INSTRUCTION -> Revise the lines starting at the one that contains "headline xyxy=(237,344,463,411)" and ending at the one that contains "callout: future xyxy=(18,530,235,629)", changing "testimonials" to "reviews" and leaving everything else unchanged. Return only those lines.

DATA ENTRIES ->
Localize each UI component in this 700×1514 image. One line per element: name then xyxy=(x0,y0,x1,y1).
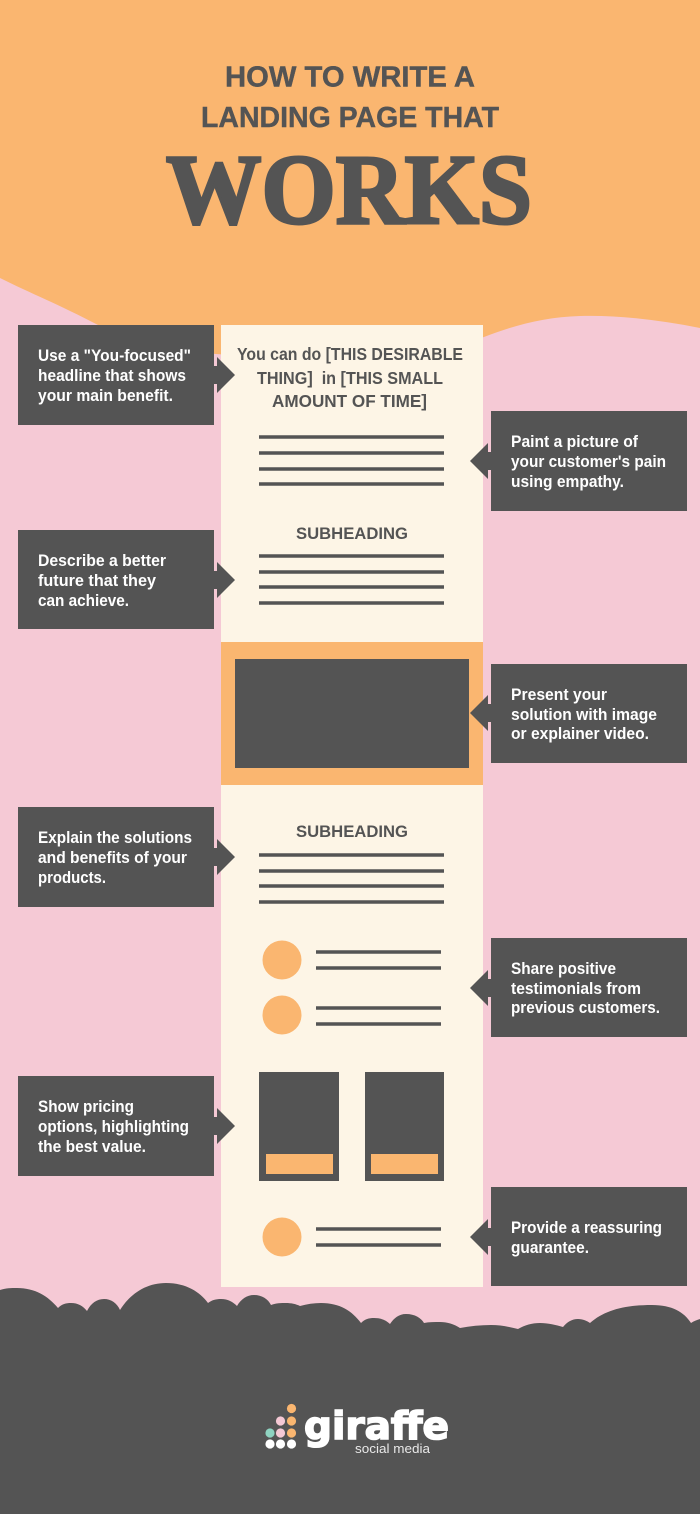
headline xyxy=(237,344,463,411)
guarantee xyxy=(262,1218,441,1256)
icon: dots xyxy=(265,1404,296,1449)
callout: pricing: Show pricing xyxy=(38,1098,134,1116)
callout: pricing: options, highlighting xyxy=(38,1118,189,1136)
title: WORKS xyxy=(166,134,532,245)
callout: testimonials: Share positive xyxy=(511,960,616,978)
logo tagline: social media xyxy=(355,1442,430,1456)
headline: AMOUNT OF TIME] xyxy=(272,391,427,411)
callout: testimonials: testimonials from xyxy=(511,980,641,998)
text lines: intro xyxy=(259,437,444,484)
callout: future: future that they xyxy=(38,572,157,590)
callout: pain: using empathy. xyxy=(511,473,624,491)
callout: solution xyxy=(470,664,687,763)
callout: pricing: the best value. xyxy=(38,1138,146,1156)
callout: headline xyxy=(18,325,235,425)
title xyxy=(166,62,532,245)
callout: solution: Present your xyxy=(511,686,608,704)
callout: guarantee: Provide a reassuring xyxy=(511,1219,662,1237)
callout: pain: Paint a picture of xyxy=(511,433,638,451)
callout: testimonials xyxy=(470,938,687,1037)
callout: pain xyxy=(470,411,687,511)
callout: benefits: products. xyxy=(38,869,106,887)
callout: pricing xyxy=(18,1076,235,1176)
callout: solution: solution with image xyxy=(511,706,657,724)
landing page mockup xyxy=(221,325,483,1287)
callout: testimonials: previous customers. xyxy=(511,999,660,1017)
title: LANDING PAGE THAT xyxy=(201,102,499,134)
headline: THING] in [THIS SMALL xyxy=(257,368,443,388)
page background xyxy=(221,325,483,1287)
pricing option 2 xyxy=(365,1072,444,1181)
dark footer with cloud edge xyxy=(0,1283,700,1514)
logo: giraffe social media xyxy=(265,1404,449,1456)
image or video band xyxy=(221,642,483,785)
callout: headline: your main benefit. xyxy=(38,387,173,405)
pricing option 1 xyxy=(259,1072,339,1181)
callout: solution: or explainer video. xyxy=(511,725,649,743)
callout: guarantee: guarantee. xyxy=(511,1239,589,1257)
callout: future: Describe a better xyxy=(38,552,167,570)
logo wordmark: giraffe xyxy=(304,1404,449,1448)
testimonial 2 xyxy=(262,996,441,1034)
callout: benefits xyxy=(18,807,235,907)
orange header wave xyxy=(0,0,700,358)
text lines: benefits xyxy=(259,855,444,902)
callout: guarantee xyxy=(470,1187,687,1286)
title: HOW TO WRITE A xyxy=(225,62,475,94)
callout: benefits: and benefits of your xyxy=(38,849,188,867)
testimonial 1 xyxy=(262,940,441,980)
callout: future xyxy=(18,530,235,629)
text lines: future xyxy=(259,556,444,603)
headline: You can do [THIS DESIRABLE xyxy=(237,344,463,364)
callout: future: can achieve. xyxy=(38,592,129,610)
callout: headline: Use a "You-focused" xyxy=(38,347,191,365)
callout: headline: headline that shows xyxy=(38,367,186,385)
callout: benefits: Explain the solutions xyxy=(38,829,192,847)
subheading 1: SUBHEADING xyxy=(296,524,408,543)
subheading 2: SUBHEADING xyxy=(296,822,408,841)
callout: pain: your customer's pain xyxy=(511,453,666,471)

TASK OUTPUT ->
headline xyxy=(237,344,463,411)
guarantee xyxy=(262,1218,441,1256)
icon: dots xyxy=(265,1404,296,1449)
callout: pricing: Show pricing xyxy=(38,1098,134,1116)
callout: pricing: options, highlighting xyxy=(38,1118,189,1136)
title: WORKS xyxy=(166,134,532,245)
callout: reviews: Share positive xyxy=(511,960,616,978)
logo tagline: social media xyxy=(355,1442,430,1456)
headline: AMOUNT OF TIME] xyxy=(272,391,427,411)
callout: reviews: reviews from xyxy=(511,980,641,998)
text lines: intro xyxy=(259,437,444,484)
callout: future: future that they xyxy=(38,572,157,590)
callout: pain: using empathy. xyxy=(511,473,624,491)
callout: solution xyxy=(470,664,687,763)
callout: pricing: the best value. xyxy=(38,1138,146,1156)
callout: headline xyxy=(18,325,235,425)
title xyxy=(166,62,532,245)
callout: solution: Present your xyxy=(511,686,608,704)
callout: guarantee: Provide a reassuring xyxy=(511,1219,662,1237)
callout: pain: Paint a picture of xyxy=(511,433,638,451)
callout: reviews xyxy=(470,938,687,1037)
callout: pain xyxy=(470,411,687,511)
callout: benefits: products. xyxy=(38,869,106,887)
callout: pricing xyxy=(18,1076,235,1176)
callout: solution: solution with image xyxy=(511,706,657,724)
landing page mockup xyxy=(221,325,483,1287)
callout: reviews: previous customers. xyxy=(511,999,660,1017)
title: LANDING PAGE THAT xyxy=(201,102,499,134)
headline: THING] in [THIS SMALL xyxy=(257,368,443,388)
page background xyxy=(221,325,483,1287)
pricing option 2 xyxy=(365,1072,444,1181)
dark footer with cloud edge xyxy=(0,1283,700,1514)
logo: giraffe social media xyxy=(265,1404,449,1456)
image or video band xyxy=(221,642,483,785)
callout: headline: your main benefit. xyxy=(38,387,173,405)
pricing option 1 xyxy=(259,1072,339,1181)
callout: solution: or explainer video. xyxy=(511,725,649,743)
callout: guarantee: guarantee. xyxy=(511,1239,589,1257)
callout: future: Describe a better xyxy=(38,552,167,570)
logo wordmark: giraffe xyxy=(304,1404,449,1448)
testimonial 2 xyxy=(262,996,441,1034)
callout: benefits xyxy=(18,807,235,907)
orange header wave xyxy=(0,0,700,358)
text lines: benefits xyxy=(259,855,444,902)
callout: guarantee xyxy=(470,1187,687,1286)
title: HOW TO WRITE A xyxy=(225,62,475,94)
callout: benefits: and benefits of your xyxy=(38,849,188,867)
testimonial 1 xyxy=(262,940,441,980)
callout: future xyxy=(18,530,235,629)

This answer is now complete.